━━━━━ Listed records

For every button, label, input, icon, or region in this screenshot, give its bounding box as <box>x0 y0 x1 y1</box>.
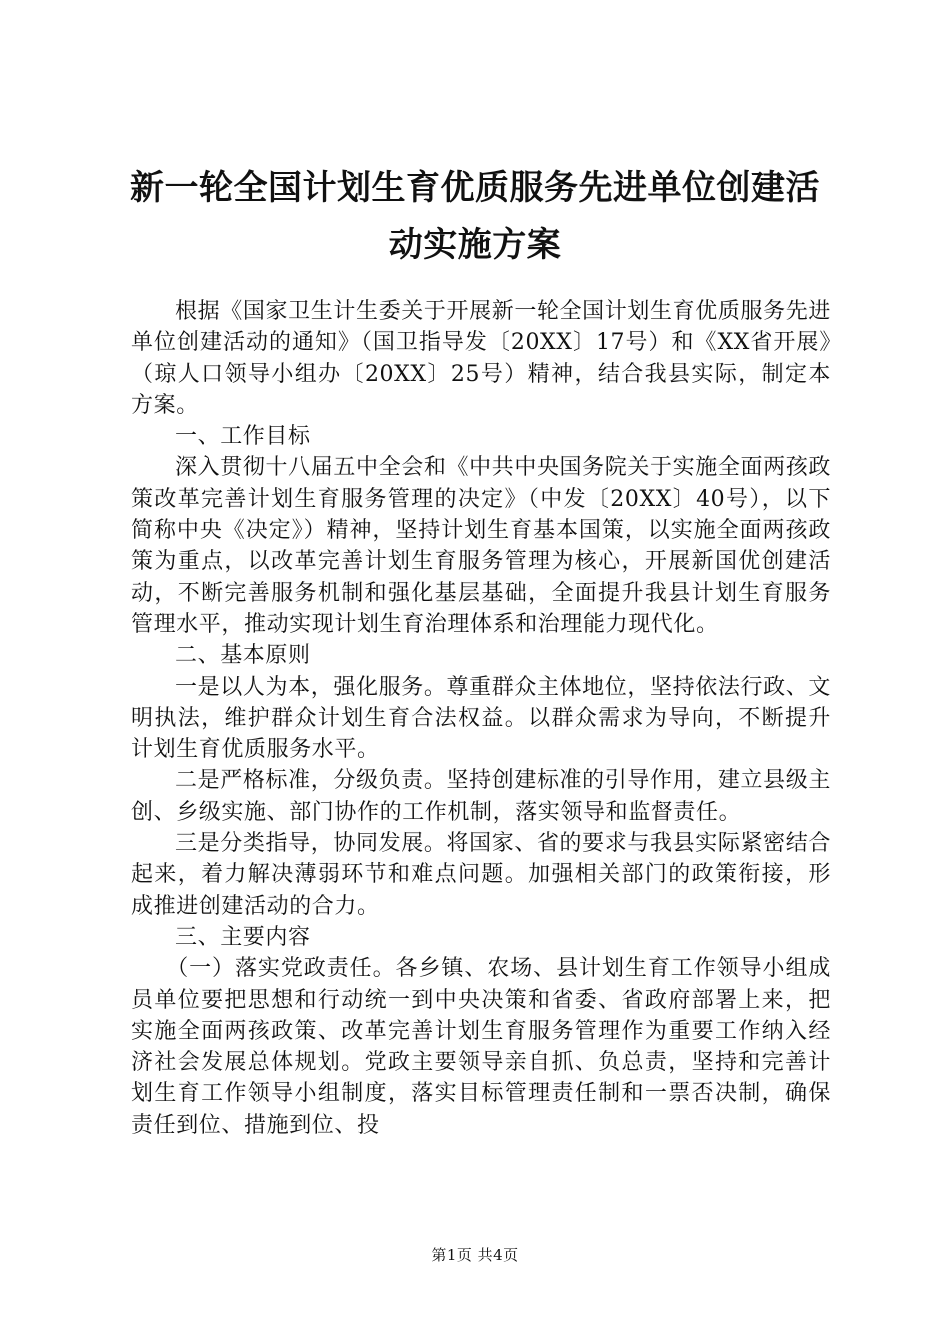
section-heading-goals: 一、工作目标 <box>175 424 311 450</box>
section-heading-principles: 二、基本原则 <box>175 643 311 669</box>
document-body <box>131 296 831 1141</box>
document-title: 新一轮全国计划生育优质服务先进单位创建活动实施方案 <box>130 168 820 265</box>
intro-paragraph: 根据《国家卫生计生委关于开展新一轮全国计划生育优质服务先进单位创建活动的通知》（国卫指导发〔20XX〕17号）和《XX省开展》（琼人口领导小组办〔20XX〕25号）精神，结合我县实际，制定本方案。 <box>131 299 831 418</box>
principle-paragraph-1: 一是以人为本，强化服务。尊重群众主体地位，坚持依法行政、文明执法，维护群众计划生育合法权益。以群众需求为导向，不断提升计划生育优质服务水平。 <box>131 674 831 763</box>
goals-paragraph: 深入贯彻十八届五中全会和《中共中央国务院关于实施全面两孩政策改革完善计划生育服务管理的决定》（中发〔20XX〕40号），以下简称中央《决定》）精神，坚持计划生育基本国策，以实施全面两孩政策为重点，以改革完善计划生育服务管理为核心，开展新国优创建活动，不断完善服务机制和强化基层基础，全面提升我县计划生育服务管理水平，推动实现计划生育治理体系和治理能力现代化。 <box>131 455 831 637</box>
content-paragraph-1: （一）落实党政责任。各乡镇、农场、县计划生育工作领导小组成员单位要把思想和行动统一到中央决策和省委、省政府部署上来，把实施全面两孩政策、改革完善计划生育服务管理作为重要工作纳入经济社会发展总体规划。党政主要领导亲自抓、负总责，坚持和完善计划生育工作领导小组制度，落实目标管理责任制和一票否决制，确保责任到位、措施到位、投 <box>131 956 831 1138</box>
page-number-footer: 第1页 共4页 <box>431 1246 519 1264</box>
section-heading-content: 三、主要内容 <box>175 924 311 950</box>
principle-paragraph-3: 三是分类指导，协同发展。将国家、省的要求与我县实际紧密结合起来，着力解决薄弱环节和难点问题。加强相关部门的政策衔接，形成推进创建活动的合力。 <box>131 831 831 919</box>
principle-paragraph-2: 二是严格标准，分级负责。坚持创建标准的引导作用，建立县级主创、乡级实施、部门协作的工作机制，落实领导和监督责任。 <box>131 768 831 825</box>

━━━━━━━━━━

> Directive: Reproduce every row above exactly, one line at a time, but leave out the picture.

> The output:
For every button, label, input, icon, or region in this screenshot, give its bounding box as <box>x0 y0 x1 y1</box>.
section-heading-goals: 一、工作目标 <box>175 424 311 450</box>
section-heading-principles: 二、基本原则 <box>175 643 311 669</box>
document-body <box>131 296 831 1141</box>
document-title: 新一轮全国计划生育优质服务先进单位创建活动实施方案 <box>130 168 820 265</box>
intro-paragraph: 根据《国家卫生计生委关于开展新一轮全国计划生育优质服务先进单位创建活动的通知》（国卫指导发〔20XX〕17号）和《XX省开展》（琼人口领导小组办〔20XX〕25号）精神，结合我县实际，制定本方案。 <box>131 299 831 418</box>
principle-paragraph-1: 一是以人为本，强化服务。尊重群众主体地位，坚持依法行政、文明执法，维护群众计划生育合法权益。以群众需求为导向，不断提升计划生育优质服务水平。 <box>131 674 831 763</box>
goals-paragraph: 深入贯彻十八届五中全会和《中共中央国务院关于实施全面两孩政策改革完善计划生育服务管理的决定》（中发〔20XX〕40号），以下简称中央《决定》）精神，坚持计划生育基本国策，以实施全面两孩政策为重点，以改革完善计划生育服务管理为核心，开展新国优创建活动，不断完善服务机制和强化基层基础，全面提升我县计划生育服务管理水平，推动实现计划生育治理体系和治理能力现代化。 <box>131 455 831 637</box>
content-paragraph-1: （一）落实党政责任。各乡镇、农场、县计划生育工作领导小组成员单位要把思想和行动统一到中央决策和省委、省政府部署上来，把实施全面两孩政策、改革完善计划生育服务管理作为重要工作纳入经济社会发展总体规划。党政主要领导亲自抓、负总责，坚持和完善计划生育工作领导小组制度，落实目标管理责任制和一票否决制，确保责任到位、措施到位、投 <box>131 956 831 1138</box>
page-number-footer: 第1页 共4页 <box>431 1246 519 1264</box>
section-heading-content: 三、主要内容 <box>175 924 311 950</box>
principle-paragraph-3: 三是分类指导，协同发展。将国家、省的要求与我县实际紧密结合起来，着力解决薄弱环节和难点问题。加强相关部门的政策衔接，形成推进创建活动的合力。 <box>131 831 831 919</box>
principle-paragraph-2: 二是严格标准，分级负责。坚持创建标准的引导作用，建立县级主创、乡级实施、部门协作的工作机制，落实领导和监督责任。 <box>131 768 831 825</box>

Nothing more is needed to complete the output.